Aim of the task
Write out the records that appear below, verbatim and complete, but without pictures.
- - - - - - -
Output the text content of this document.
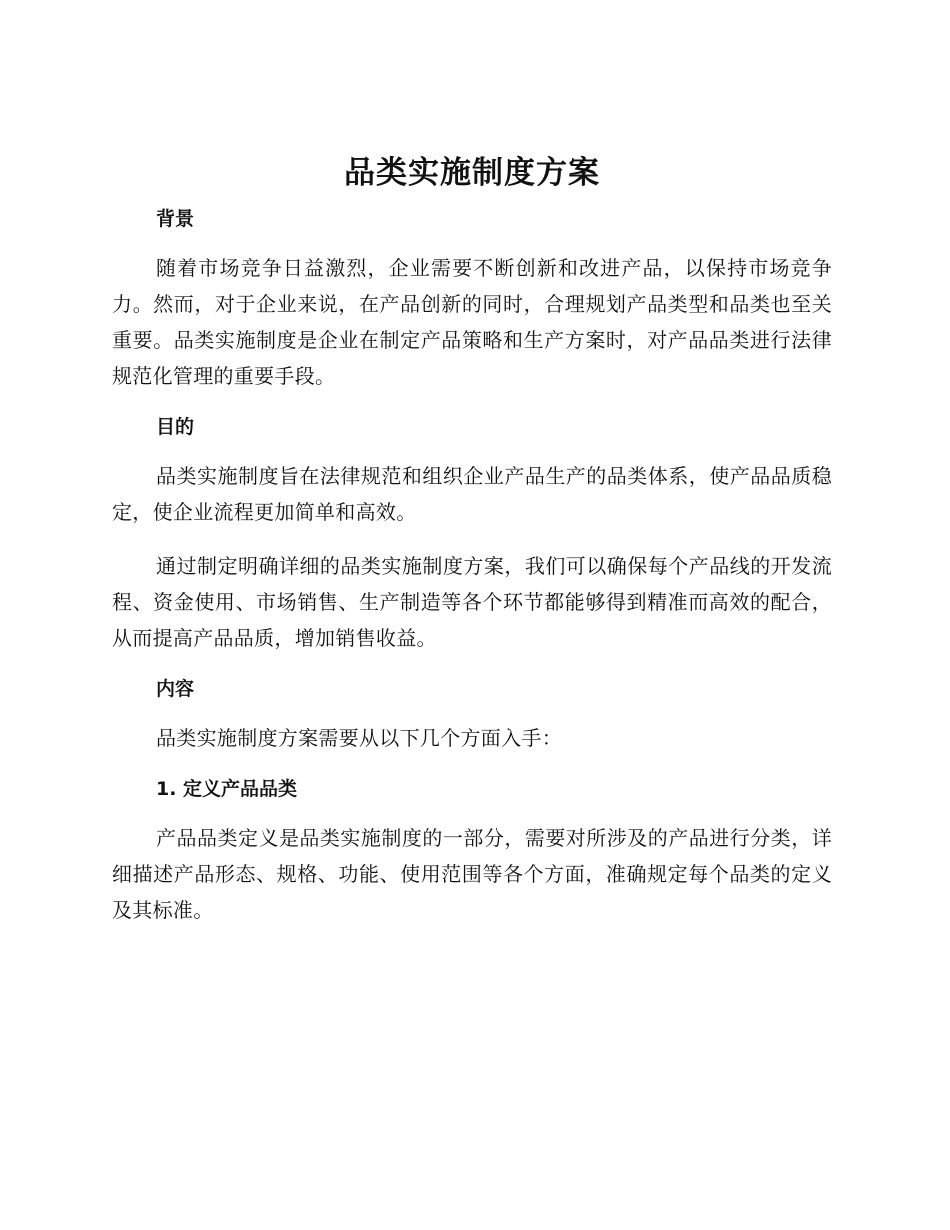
品类实施制度方案
背景

随着市场竞争日益激烈，企业需要不断创新和改进产品，以保持市场竞争力。然而，对于企业来说，在产品创新的同时，合理规划产品类型和品类也至关重要。品类实施制度是企业在制定产品策略和生产方案时，对产品品类进行法律规范化管理的重要手段。

目的

品类实施制度旨在法律规范和组织企业产品生产的品类体系，使产品品质稳定，使企业流程更加简单和高效。

通过制定明确详细的品类实施制度方案，我们可以确保每个产品线的开发流程、资金使用、市场销售、生产制造等各个环节都能够得到精准而高效的配合，从而提高产品品质，增加销售收益。

内容

品类实施制度方案需要从以下几个方面入手：

1. 定义产品品类

产品品类定义是品类实施制度的一部分，需要对所涉及的产品进行分类，详细描述产品形态、规格、功能、使用范围等各个方面，准确规定每个品类的定义及其标准。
- - - - - - -
The reply
Output the text content of this document.
品类实施制度方案
背景

随着市场竞争日益激烈，企业需要不断创新和改进产品，以保持市场竞争力。然而，对于企业来说，在产品创新的同时，合理规划产品类型和品类也至关重要。品类实施制度是企业在制定产品策略和生产方案时，对产品品类进行法律规范化管理的重要手段。

目的

品类实施制度旨在法律规范和组织企业产品生产的品类体系，使产品品质稳定，使企业流程更加简单和高效。

通过制定明确详细的品类实施制度方案，我们可以确保每个产品线的开发流程、资金使用、市场销售、生产制造等各个环节都能够得到精准而高效的配合，从而提高产品品质，增加销售收益。

内容

品类实施制度方案需要从以下几个方面入手：

1. 定义产品品类

产品品类定义是品类实施制度的一部分，需要对所涉及的产品进行分类，详细描述产品形态、规格、功能、使用范围等各个方面，准确规定每个品类的定义及其标准。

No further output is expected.